* REQUIREMENTS
Give back the full listing verbatim, apart from its images.

Start of DATA RECORDS

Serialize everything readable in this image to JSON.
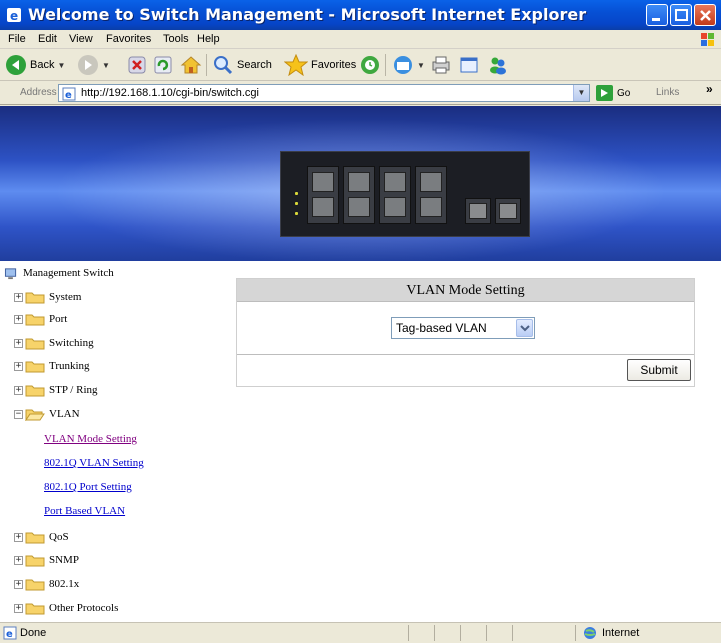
{
  "window": {
    "title": "Welcome to Switch Management - Microsoft Internet Explorer"
  },
  "menu": {
    "items": [
      "File",
      "Edit",
      "View",
      "Favorites",
      "Tools",
      "Help"
    ]
  },
  "toolbar": {
    "back_label": "Back",
    "search_label": "Search",
    "favorites_label": "Favorites"
  },
  "address": {
    "label": "Address",
    "url": "http://192.168.1.10/cgi-bin/switch.cgi",
    "go_label": "Go",
    "links_label": "Links",
    "more": "»"
  },
  "sidebar": {
    "root": "Management Switch",
    "items": [
      {
        "label": "System"
      },
      {
        "label": "Port"
      },
      {
        "label": "Switching"
      },
      {
        "label": "Trunking"
      },
      {
        "label": "STP / Ring"
      },
      {
        "label": "VLAN"
      },
      {
        "label": "QoS"
      },
      {
        "label": "SNMP"
      },
      {
        "label": "802.1x"
      },
      {
        "label": "Other Protocols"
      }
    ],
    "vlan_children": [
      {
        "label": "VLAN Mode Setting"
      },
      {
        "label": "802.1Q VLAN Setting"
      },
      {
        "label": "802.1Q Port Setting"
      },
      {
        "label": "Port Based VLAN"
      }
    ]
  },
  "form": {
    "heading": "VLAN Mode Setting",
    "mode_value": "Tag-based VLAN",
    "submit_label": "Submit"
  },
  "status": {
    "text": "Done",
    "zone": "Internet"
  }
}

End of DATA RECORDS

* COMPLETE OUTPUT
Serialize everything readable in this image to JSON.
{
  "window": {
    "title": "Welcome to Switch Management - Microsoft Internet Explorer"
  },
  "menu": {
    "items": [
      "File",
      "Edit",
      "View",
      "Favorites",
      "Tools",
      "Help"
    ]
  },
  "toolbar": {
    "back_label": "Back",
    "search_label": "Search",
    "favorites_label": "Favorites"
  },
  "address": {
    "label": "Address",
    "url": "http://192.168.1.10/cgi-bin/switch.cgi",
    "go_label": "Go",
    "links_label": "Links",
    "more": "»"
  },
  "sidebar": {
    "root": "Management Switch",
    "items": [
      {
        "label": "System"
      },
      {
        "label": "Port"
      },
      {
        "label": "Switching"
      },
      {
        "label": "Trunking"
      },
      {
        "label": "STP / Ring"
      },
      {
        "label": "VLAN"
      },
      {
        "label": "QoS"
      },
      {
        "label": "SNMP"
      },
      {
        "label": "802.1x"
      },
      {
        "label": "Other Protocols"
      }
    ],
    "vlan_children": [
      {
        "label": "VLAN Mode Setting"
      },
      {
        "label": "802.1Q VLAN Setting"
      },
      {
        "label": "802.1Q Port Setting"
      },
      {
        "label": "Port Based VLAN"
      }
    ]
  },
  "form": {
    "heading": "VLAN Mode Setting",
    "mode_value": "Tag-based VLAN",
    "submit_label": "Submit"
  },
  "status": {
    "text": "Done",
    "zone": "Internet"
  }
}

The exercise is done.